= Objective =
Rewrite all of the records below, changing every "dining-chair" to "dining-seat" and keeping everything else the same.

— Start of Task material —

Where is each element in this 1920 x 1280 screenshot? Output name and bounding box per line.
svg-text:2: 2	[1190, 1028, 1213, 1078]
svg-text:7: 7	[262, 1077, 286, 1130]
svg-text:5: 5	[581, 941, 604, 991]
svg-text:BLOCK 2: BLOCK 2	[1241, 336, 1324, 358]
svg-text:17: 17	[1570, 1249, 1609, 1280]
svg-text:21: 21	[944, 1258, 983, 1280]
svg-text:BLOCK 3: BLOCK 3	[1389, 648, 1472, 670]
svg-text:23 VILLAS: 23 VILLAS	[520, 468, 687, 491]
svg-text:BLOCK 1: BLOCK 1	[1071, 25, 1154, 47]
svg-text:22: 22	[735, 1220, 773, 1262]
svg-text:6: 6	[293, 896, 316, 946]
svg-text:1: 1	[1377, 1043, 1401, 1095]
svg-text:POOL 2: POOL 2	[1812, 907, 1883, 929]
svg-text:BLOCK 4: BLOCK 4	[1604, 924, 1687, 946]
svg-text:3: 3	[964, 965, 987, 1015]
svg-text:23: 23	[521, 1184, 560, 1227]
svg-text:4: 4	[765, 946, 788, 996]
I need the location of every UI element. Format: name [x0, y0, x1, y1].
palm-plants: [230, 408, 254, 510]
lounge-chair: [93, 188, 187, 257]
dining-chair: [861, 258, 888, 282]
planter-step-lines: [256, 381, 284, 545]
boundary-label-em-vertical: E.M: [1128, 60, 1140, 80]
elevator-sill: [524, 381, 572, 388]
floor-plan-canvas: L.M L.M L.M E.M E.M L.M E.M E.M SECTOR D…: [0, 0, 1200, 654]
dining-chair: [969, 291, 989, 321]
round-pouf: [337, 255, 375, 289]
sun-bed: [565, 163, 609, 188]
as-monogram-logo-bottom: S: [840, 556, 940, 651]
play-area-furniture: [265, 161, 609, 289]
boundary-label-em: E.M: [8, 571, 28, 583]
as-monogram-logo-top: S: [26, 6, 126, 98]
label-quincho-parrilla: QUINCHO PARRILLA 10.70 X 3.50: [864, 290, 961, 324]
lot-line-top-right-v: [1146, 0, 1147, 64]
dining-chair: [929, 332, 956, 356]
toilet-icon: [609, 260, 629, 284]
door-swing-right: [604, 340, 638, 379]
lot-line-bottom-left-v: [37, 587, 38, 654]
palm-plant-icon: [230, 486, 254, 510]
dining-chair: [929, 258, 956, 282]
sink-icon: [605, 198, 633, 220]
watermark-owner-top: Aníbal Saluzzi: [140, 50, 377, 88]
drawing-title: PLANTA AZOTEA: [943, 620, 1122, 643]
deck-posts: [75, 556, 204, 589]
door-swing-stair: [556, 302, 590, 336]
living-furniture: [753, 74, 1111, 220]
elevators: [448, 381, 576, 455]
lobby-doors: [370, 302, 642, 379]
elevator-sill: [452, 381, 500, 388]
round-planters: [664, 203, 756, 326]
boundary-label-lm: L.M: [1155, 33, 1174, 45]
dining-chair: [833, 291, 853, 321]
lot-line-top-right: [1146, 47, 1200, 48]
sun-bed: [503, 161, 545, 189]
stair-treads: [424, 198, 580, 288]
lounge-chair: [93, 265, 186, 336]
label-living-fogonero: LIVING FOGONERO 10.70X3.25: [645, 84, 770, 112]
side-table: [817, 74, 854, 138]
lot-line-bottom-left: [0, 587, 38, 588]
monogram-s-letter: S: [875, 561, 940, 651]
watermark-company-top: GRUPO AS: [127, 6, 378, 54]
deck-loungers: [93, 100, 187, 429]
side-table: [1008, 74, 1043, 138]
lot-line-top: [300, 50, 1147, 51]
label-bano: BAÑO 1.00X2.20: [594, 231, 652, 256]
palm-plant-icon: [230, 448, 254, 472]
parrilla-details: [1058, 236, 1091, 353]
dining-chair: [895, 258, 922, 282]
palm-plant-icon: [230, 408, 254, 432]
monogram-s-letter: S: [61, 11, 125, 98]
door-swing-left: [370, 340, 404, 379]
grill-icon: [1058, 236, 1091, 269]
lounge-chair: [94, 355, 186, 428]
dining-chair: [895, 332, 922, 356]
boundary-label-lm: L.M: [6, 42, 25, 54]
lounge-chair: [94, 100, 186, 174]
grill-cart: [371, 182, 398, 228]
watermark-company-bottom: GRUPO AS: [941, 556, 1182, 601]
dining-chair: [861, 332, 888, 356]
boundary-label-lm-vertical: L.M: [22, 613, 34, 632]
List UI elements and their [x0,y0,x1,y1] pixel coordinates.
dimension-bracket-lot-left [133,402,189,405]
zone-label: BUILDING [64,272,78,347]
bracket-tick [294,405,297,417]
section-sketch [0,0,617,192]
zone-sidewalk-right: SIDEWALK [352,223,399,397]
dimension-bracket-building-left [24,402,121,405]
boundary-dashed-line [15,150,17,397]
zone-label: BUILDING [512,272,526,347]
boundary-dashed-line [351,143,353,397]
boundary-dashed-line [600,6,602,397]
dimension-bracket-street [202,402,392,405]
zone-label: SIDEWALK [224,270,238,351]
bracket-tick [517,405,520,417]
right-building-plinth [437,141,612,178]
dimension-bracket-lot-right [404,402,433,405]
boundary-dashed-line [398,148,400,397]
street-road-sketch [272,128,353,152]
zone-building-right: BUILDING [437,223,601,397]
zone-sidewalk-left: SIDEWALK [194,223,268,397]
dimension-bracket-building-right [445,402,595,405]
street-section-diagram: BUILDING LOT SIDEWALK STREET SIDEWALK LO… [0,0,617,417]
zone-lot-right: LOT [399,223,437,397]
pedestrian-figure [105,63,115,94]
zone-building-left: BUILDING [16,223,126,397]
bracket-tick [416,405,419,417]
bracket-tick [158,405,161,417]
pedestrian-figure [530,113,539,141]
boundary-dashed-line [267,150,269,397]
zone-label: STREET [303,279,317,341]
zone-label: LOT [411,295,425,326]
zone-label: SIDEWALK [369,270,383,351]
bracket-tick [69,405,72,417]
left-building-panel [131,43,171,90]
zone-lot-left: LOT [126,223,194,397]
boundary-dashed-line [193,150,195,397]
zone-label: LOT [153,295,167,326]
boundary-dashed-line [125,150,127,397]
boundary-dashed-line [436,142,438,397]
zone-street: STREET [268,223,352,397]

— End of Task material —

= Output for this task =
Where is each element in this 1920 x 1280 screenshot? Output name and bounding box per line.
svg-text:2: 2	[1190, 1028, 1213, 1078]
svg-text:7: 7	[262, 1077, 286, 1130]
svg-text:5: 5	[581, 941, 604, 991]
svg-text:BLOCK 2: BLOCK 2	[1241, 336, 1324, 358]
svg-text:17: 17	[1570, 1249, 1609, 1280]
svg-text:21: 21	[944, 1258, 983, 1280]
svg-text:BLOCK 3: BLOCK 3	[1389, 648, 1472, 670]
svg-text:23 VILLAS: 23 VILLAS	[520, 468, 687, 491]
svg-text:BLOCK 1: BLOCK 1	[1071, 25, 1154, 47]
svg-text:22: 22	[735, 1220, 773, 1262]
svg-text:6: 6	[293, 896, 316, 946]
svg-text:1: 1	[1377, 1043, 1401, 1095]
svg-text:POOL 2: POOL 2	[1812, 907, 1883, 929]
svg-text:BLOCK 4: BLOCK 4	[1604, 924, 1687, 946]
svg-text:3: 3	[964, 965, 987, 1015]
svg-text:23: 23	[521, 1184, 560, 1227]
svg-text:4: 4	[765, 946, 788, 996]
I need the location of every UI element. Format: name [x0, y0, x1, y1].
palm-plants: [230, 408, 254, 510]
lounge-chair: [93, 188, 187, 257]
dining-seat: [861, 258, 888, 282]
planter-step-lines: [256, 381, 284, 545]
boundary-label-em-vertical: E.M: [1128, 60, 1140, 80]
elevator-sill: [524, 381, 572, 388]
floor-plan-canvas: L.M L.M L.M E.M E.M L.M E.M E.M SECTOR D…: [0, 0, 1200, 654]
dining-seat: [969, 291, 989, 321]
round-pouf: [337, 255, 375, 289]
sun-bed: [565, 163, 609, 188]
as-monogram-logo-bottom: S: [840, 556, 940, 651]
play-area-furniture: [265, 161, 609, 289]
boundary-label-em: E.M: [8, 571, 28, 583]
as-monogram-logo-top: S: [26, 6, 126, 98]
label-quincho-parrilla: QUINCHO PARRILLA 10.70 X 3.50: [864, 290, 961, 324]
lot-line-top-right-v: [1146, 0, 1147, 64]
dining-seat: [929, 332, 956, 356]
toilet-icon: [609, 260, 629, 284]
door-swing-right: [604, 340, 638, 379]
lot-line-bottom-left-v: [37, 587, 38, 654]
palm-plant-icon: [230, 486, 254, 510]
dining-seat: [929, 258, 956, 282]
sink-icon: [605, 198, 633, 220]
watermark-owner-top: Aníbal Saluzzi: [140, 50, 377, 88]
drawing-title: PLANTA AZOTEA: [943, 620, 1122, 643]
deck-posts: [75, 556, 204, 589]
door-swing-stair: [556, 302, 590, 336]
living-furniture: [753, 74, 1111, 220]
elevators: [448, 381, 576, 455]
lobby-doors: [370, 302, 642, 379]
elevator-sill: [452, 381, 500, 388]
round-planters: [664, 203, 756, 326]
boundary-label-lm: L.M: [1155, 33, 1174, 45]
dining-seat: [833, 291, 853, 321]
lot-line-top-right: [1146, 47, 1200, 48]
sun-bed: [503, 161, 545, 189]
stair-treads: [424, 198, 580, 288]
lounge-chair: [93, 265, 186, 336]
label-living-fogonero: LIVING FOGONERO 10.70X3.25: [645, 84, 770, 112]
side-table: [817, 74, 854, 138]
lot-line-bottom-left: [0, 587, 38, 588]
monogram-s-letter: S: [875, 561, 940, 651]
watermark-company-top: GRUPO AS: [127, 6, 378, 54]
deck-loungers: [93, 100, 187, 429]
side-table: [1008, 74, 1043, 138]
lot-line-top: [300, 50, 1147, 51]
label-bano: BAÑO 1.00X2.20: [594, 231, 652, 256]
palm-plant-icon: [230, 448, 254, 472]
parrilla-details: [1058, 236, 1091, 353]
dining-seat: [895, 258, 922, 282]
palm-plant-icon: [230, 408, 254, 432]
monogram-s-letter: S: [61, 11, 125, 98]
door-swing-left: [370, 340, 404, 379]
grill-icon: [1058, 236, 1091, 269]
lounge-chair: [94, 355, 186, 428]
dining-seat: [895, 332, 922, 356]
boundary-label-lm: L.M: [6, 42, 25, 54]
lounge-chair: [94, 100, 186, 174]
grill-cart: [371, 182, 398, 228]
watermark-company-bottom: GRUPO AS: [941, 556, 1182, 601]
dining-seat: [861, 332, 888, 356]
boundary-label-lm-vertical: L.M: [22, 613, 34, 632]
List UI elements and their [x0,y0,x1,y1] pixel coordinates.
dimension-bracket-lot-left [133,402,189,405]
zone-label: BUILDING [64,272,78,347]
bracket-tick [294,405,297,417]
section-sketch [0,0,617,192]
zone-sidewalk-right: SIDEWALK [352,223,399,397]
dimension-bracket-building-left [24,402,121,405]
boundary-dashed-line [15,150,17,397]
zone-label: BUILDING [512,272,526,347]
boundary-dashed-line [351,143,353,397]
boundary-dashed-line [600,6,602,397]
dimension-bracket-street [202,402,392,405]
zone-label: SIDEWALK [224,270,238,351]
bracket-tick [517,405,520,417]
right-building-plinth [437,141,612,178]
dimension-bracket-lot-right [404,402,433,405]
boundary-dashed-line [398,148,400,397]
street-road-sketch [272,128,353,152]
zone-building-right: BUILDING [437,223,601,397]
zone-sidewalk-left: SIDEWALK [194,223,268,397]
dimension-bracket-building-right [445,402,595,405]
street-section-diagram: BUILDING LOT SIDEWALK STREET SIDEWALK LO… [0,0,617,417]
zone-lot-right: LOT [399,223,437,397]
pedestrian-figure [105,63,115,94]
zone-building-left: BUILDING [16,223,126,397]
bracket-tick [416,405,419,417]
bracket-tick [158,405,161,417]
pedestrian-figure [530,113,539,141]
boundary-dashed-line [267,150,269,397]
zone-label: STREET [303,279,317,341]
zone-label: LOT [411,295,425,326]
zone-label: SIDEWALK [369,270,383,351]
bracket-tick [69,405,72,417]
left-building-panel [131,43,171,90]
zone-lot-left: LOT [126,223,194,397]
boundary-dashed-line [193,150,195,397]
zone-label: LOT [153,295,167,326]
boundary-dashed-line [125,150,127,397]
boundary-dashed-line [436,142,438,397]
zone-street: STREET [268,223,352,397]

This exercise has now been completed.